Exercício -> Dê continuidade ao texto sobre o prazo da contestação e a suspensão da instância, começando logo após a última frase mostrada.

Fonte ->
——————

2 - Os sucessores do R. falecido foram declarados habilitados para prosseguirem na ação por douta sentença de 17 de Novembro de 2011,
3 - Que, portanto, transitou em julgado no dia 9 de Janeiro de 2012.
4 - Logo, o prazo para contestar só se iniciou no dia 10 de Janeiro, terminando a 30 desse mês. E a contestação dos recorrentes foi apresentada no Tribunal no dia 27 desse mês. Portanto, foi apresentada tempestivamente.
5 – Na douta sentença recorrida decidiu-se porém que a Contestação entrara fora de prazo por entender que para cessar a suspensão da instância não teria que se aguardar o trânsito em julgado da decisão de habilitação dos sucessores do R. falecido.
6 – Nunca foi esse o entendimento da nossa jurisprudência – que sempre decidiu que a suspensão da instância só cessa com o trânsito em julgado da decisão de habilitação.

——————

Extrato de dados ->
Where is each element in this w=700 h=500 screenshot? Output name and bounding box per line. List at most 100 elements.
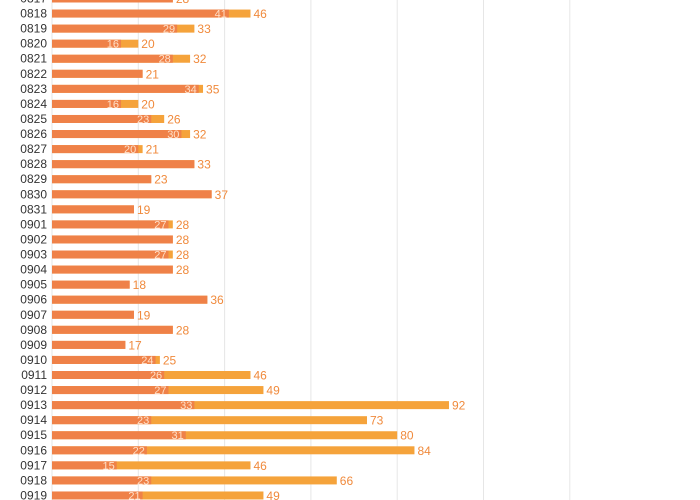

——————

Resposta ->
7 – A douta decisão recorrida não atendeu ao espírito da lei, perdendo de vista que a preocupação do artº 9º do CC é a de reconstituir o pensamento legislativo, tendo sobretudo em conta a unidade do sistema jurídico,
8 – Não parecendo que deva desprezar-se a regra de que as decisões dos tribunais suscetíveis de recurso só se impõem a partir do momento em que transitarem em julgado,
9 – Além de que compete aos Tribunais obter “a justa composição” dos litígios (artº 266º do CPC); e devem assegurar “um estatuto de igualdade substancial das partes (artº 3º-A do CPC), devendo, tanto quanto possível, apurar a verdade material – em detrimento de decisões meramente formais – como pode acontecer nas decisões de preceito em que a não contestação não tenha resultado de ato voluntário da parte.
10 - A unidade do sistema jurídico reclamada pelo artº 9º do C.C. propõe inequivocamente que num sistema jurídico como o nosso, em que os efeitos das decisões dos Tribunais só se produzem com o trânsito em julgado das decisões, se interprete o nº 1 - a) do artº 284º do CPC nesse sentido.
11 – A douta decisão recorrida obsta à aplicação dos artºs. 666º e ss. do CPC, impede o exercício do contraditório, desrespeita o princípio da igualdade das partes e os princípios da economia processual e da celeridade processual.
12 – E contende com o espírito da reforma processual de 95/96, ignorando os objetivos inovadores da mesma, com absoluto desprezo dos comandos dos artºs. 265º e 266º do CPC.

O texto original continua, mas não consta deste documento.